* **DATASET EXTRACT**
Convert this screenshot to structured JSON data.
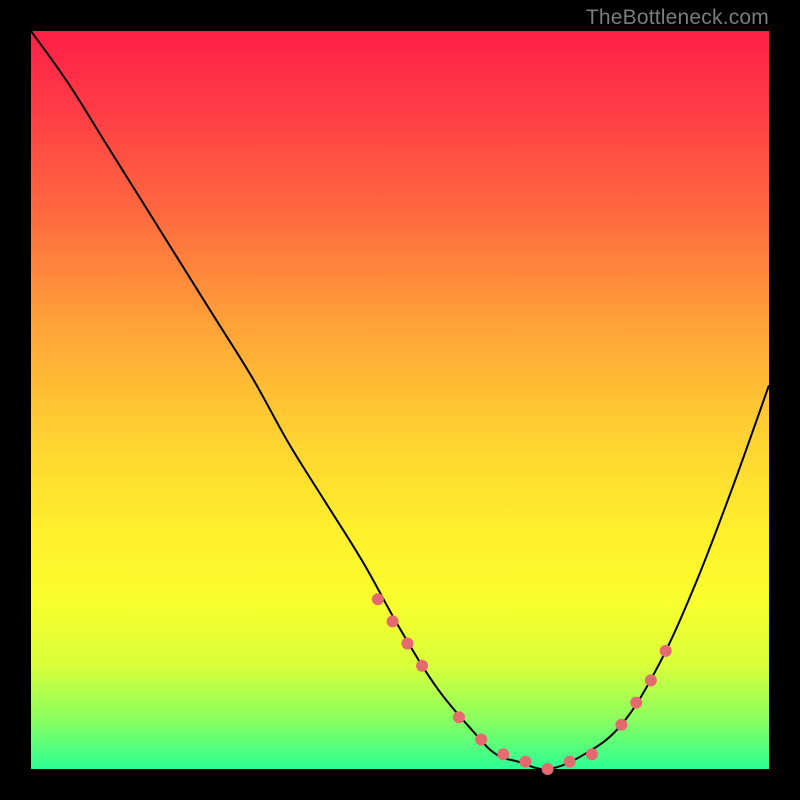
{
  "watermark": {
    "text": "TheBottleneck.com"
  },
  "chart_data": {
    "type": "line",
    "title": "",
    "xlabel": "",
    "ylabel": "",
    "xlim": [
      0,
      100
    ],
    "ylim": [
      0,
      100
    ],
    "series": [
      {
        "name": "bottleneck-curve",
        "x": [
          0,
          5,
          10,
          15,
          20,
          25,
          30,
          35,
          40,
          45,
          50,
          55,
          60,
          63,
          66,
          70,
          75,
          80,
          85,
          90,
          95,
          100
        ],
        "values": [
          100,
          93,
          85,
          77,
          69,
          61,
          53,
          44,
          36,
          28,
          19,
          11,
          5,
          2,
          1,
          0,
          2,
          6,
          14,
          25,
          38,
          52
        ]
      }
    ],
    "markers": {
      "name": "highlight-points",
      "x": [
        47,
        49,
        51,
        53,
        58,
        61,
        64,
        67,
        70,
        73,
        76,
        80,
        82,
        84,
        86
      ],
      "values": [
        23,
        20,
        17,
        14,
        7,
        4,
        2,
        1,
        0,
        1,
        2,
        6,
        9,
        12,
        16
      ],
      "color": "#e46a70",
      "radius_px": 6
    },
    "curve_stroke_px": 2,
    "curve_color": "#000000"
  }
}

* **WHAT TO DO**
Leave the pictures out and output the rest of the listing exactly.

* **ANSWER FOR THIS EXERCISE**
Convert this screenshot to structured JSON data.
{
  "watermark": {
    "text": "TheBottleneck.com"
  },
  "chart_data": {
    "type": "line",
    "title": "",
    "xlabel": "",
    "ylabel": "",
    "xlim": [
      0,
      100
    ],
    "ylim": [
      0,
      100
    ],
    "series": [
      {
        "name": "bottleneck-curve",
        "x": [
          0,
          5,
          10,
          15,
          20,
          25,
          30,
          35,
          40,
          45,
          50,
          55,
          60,
          63,
          66,
          70,
          75,
          80,
          85,
          90,
          95,
          100
        ],
        "values": [
          100,
          93,
          85,
          77,
          69,
          61,
          53,
          44,
          36,
          28,
          19,
          11,
          5,
          2,
          1,
          0,
          2,
          6,
          14,
          25,
          38,
          52
        ]
      }
    ],
    "markers": {
      "name": "highlight-points",
      "x": [
        47,
        49,
        51,
        53,
        58,
        61,
        64,
        67,
        70,
        73,
        76,
        80,
        82,
        84,
        86
      ],
      "values": [
        23,
        20,
        17,
        14,
        7,
        4,
        2,
        1,
        0,
        1,
        2,
        6,
        9,
        12,
        16
      ],
      "color": "#e46a70",
      "radius_px": 6
    },
    "curve_stroke_px": 2,
    "curve_color": "#000000"
  }
}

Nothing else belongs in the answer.